_Task goal_. Omit every picture and write out the rest of the records exactly.

►

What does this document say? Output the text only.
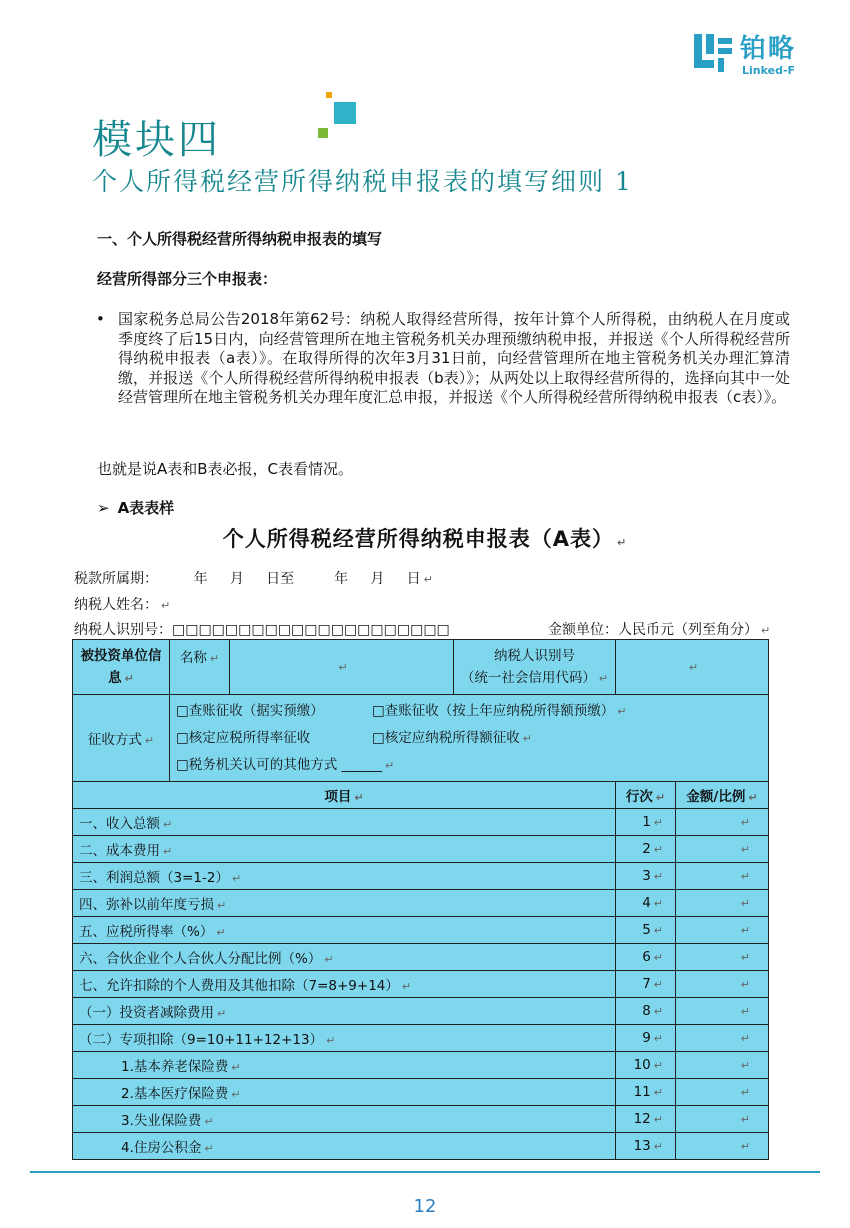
铂略
Linked-F
模块四
个人所得税经营所得纳税申报表的填写细则 1
一、个人所得税经营所得纳税申报表的填写
经营所得部分三个申报表：
• 国家税务总局公告2018年第62号：纳税人取得经营所得，按年计算个人所得税，由纳税人在月度或季度终了后15日内，向经营管理所在地主管税务机关办理预缴纳税申报，并报送《个人所得税经营所得纳税申报表（a表）》。在取得所得的次年3月31日前，向经营管理所在地主管税务机关办理汇算清缴，并报送《个人所得税经营所得纳税申报表（b表）》；从两处以上取得经营所得的，选择向其中一处经营管理所在地主管税务机关办理年度汇总申报，并报送《个人所得税经营所得纳税申报表（c表）》。
也就是说A表和B表必报，C表看情况。
➢ A表表样
个人所得税经营所得纳税申报表（A表） ↵
税款所属期：        年     月     日至         年     月     日 ↵
纳税人姓名： ↵
纳税人识别号：□□□□□□□□□□□□□□□□□□□□□	金额单位：人民币元（列至角分） ↵
被投资单位信息 ↵	名称 ↵	↵	纳税人识别号
（统一社会信用代码） ↵	↵	
征收方式 ↵	□查账征收（据实预缴） □查账征收（按上年应纳税所得额预缴） ↵
□核定应税所得率征收 □核定应纳税所得额征收 ↵
□税务机关认可的其他方式 ______ ↵				
项目 ↵				行次 ↵	金额/比例 ↵
一、收入总额 ↵				1 ↵	↵
二、成本费用 ↵				2 ↵	↵
三、利润总额（3=1-2） ↵				3 ↵	↵
四、弥补以前年度亏损 ↵				4 ↵	↵
五、应税所得率（%） ↵				5 ↵	↵
六、合伙企业个人合伙人分配比例（%） ↵				6 ↵	↵
七、允许扣除的个人费用及其他扣除（7=8+9+14） ↵				7 ↵	↵
（一）投资者减除费用 ↵				8 ↵	↵
（二）专项扣除（9=10+11+12+13） ↵				9 ↵	↵
1.基本养老保险费 ↵				10 ↵	↵
2.基本医疗保险费 ↵				11 ↵	↵
3.失业保险费 ↵				12 ↵	↵
4.住房公积金 ↵				13 ↵	↵
12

◄

_Output below_.
What does this document say? Output the text only.
铂略
Linked-F
模块四
个人所得税经营所得纳税申报表的填写细则 1
一、个人所得税经营所得纳税申报表的填写
经营所得部分三个申报表：
• 国家税务总局公告2018年第62号：纳税人取得经营所得，按年计算个人所得税，由纳税人在月度或季度终了后15日内，向经营管理所在地主管税务机关办理预缴纳税申报，并报送《个人所得税经营所得纳税申报表（a表）》。在取得所得的次年3月31日前，向经营管理所在地主管税务机关办理汇算清缴，并报送《个人所得税经营所得纳税申报表（b表）》；从两处以上取得经营所得的，选择向其中一处经营管理所在地主管税务机关办理年度汇总申报，并报送《个人所得税经营所得纳税申报表（c表）》。
也就是说A表和B表必报，C表看情况。
➢ A表表样
个人所得税经营所得纳税申报表（A表） ↵
税款所属期：        年     月     日至         年     月     日 ↵
纳税人姓名： ↵
纳税人识别号：□□□□□□□□□□□□□□□□□□□□□	金额单位：人民币元（列至角分） ↵
被投资单位信息 ↵	名称 ↵	↵	纳税人识别号
（统一社会信用代码） ↵	↵	
征收方式 ↵	□查账征收（据实预缴） □查账征收（按上年应纳税所得额预缴） ↵
□核定应税所得率征收 □核定应纳税所得额征收 ↵
□税务机关认可的其他方式 ______ ↵				
项目 ↵				行次 ↵	金额/比例 ↵
一、收入总额 ↵				1 ↵	↵
二、成本费用 ↵				2 ↵	↵
三、利润总额（3=1-2） ↵				3 ↵	↵
四、弥补以前年度亏损 ↵				4 ↵	↵
五、应税所得率（%） ↵				5 ↵	↵
六、合伙企业个人合伙人分配比例（%） ↵				6 ↵	↵
七、允许扣除的个人费用及其他扣除（7=8+9+14） ↵				7 ↵	↵
（一）投资者减除费用 ↵				8 ↵	↵
（二）专项扣除（9=10+11+12+13） ↵				9 ↵	↵
1.基本养老保险费 ↵				10 ↵	↵
2.基本医疗保险费 ↵				11 ↵	↵
3.失业保险费 ↵				12 ↵	↵
4.住房公积金 ↵				13 ↵	↵
12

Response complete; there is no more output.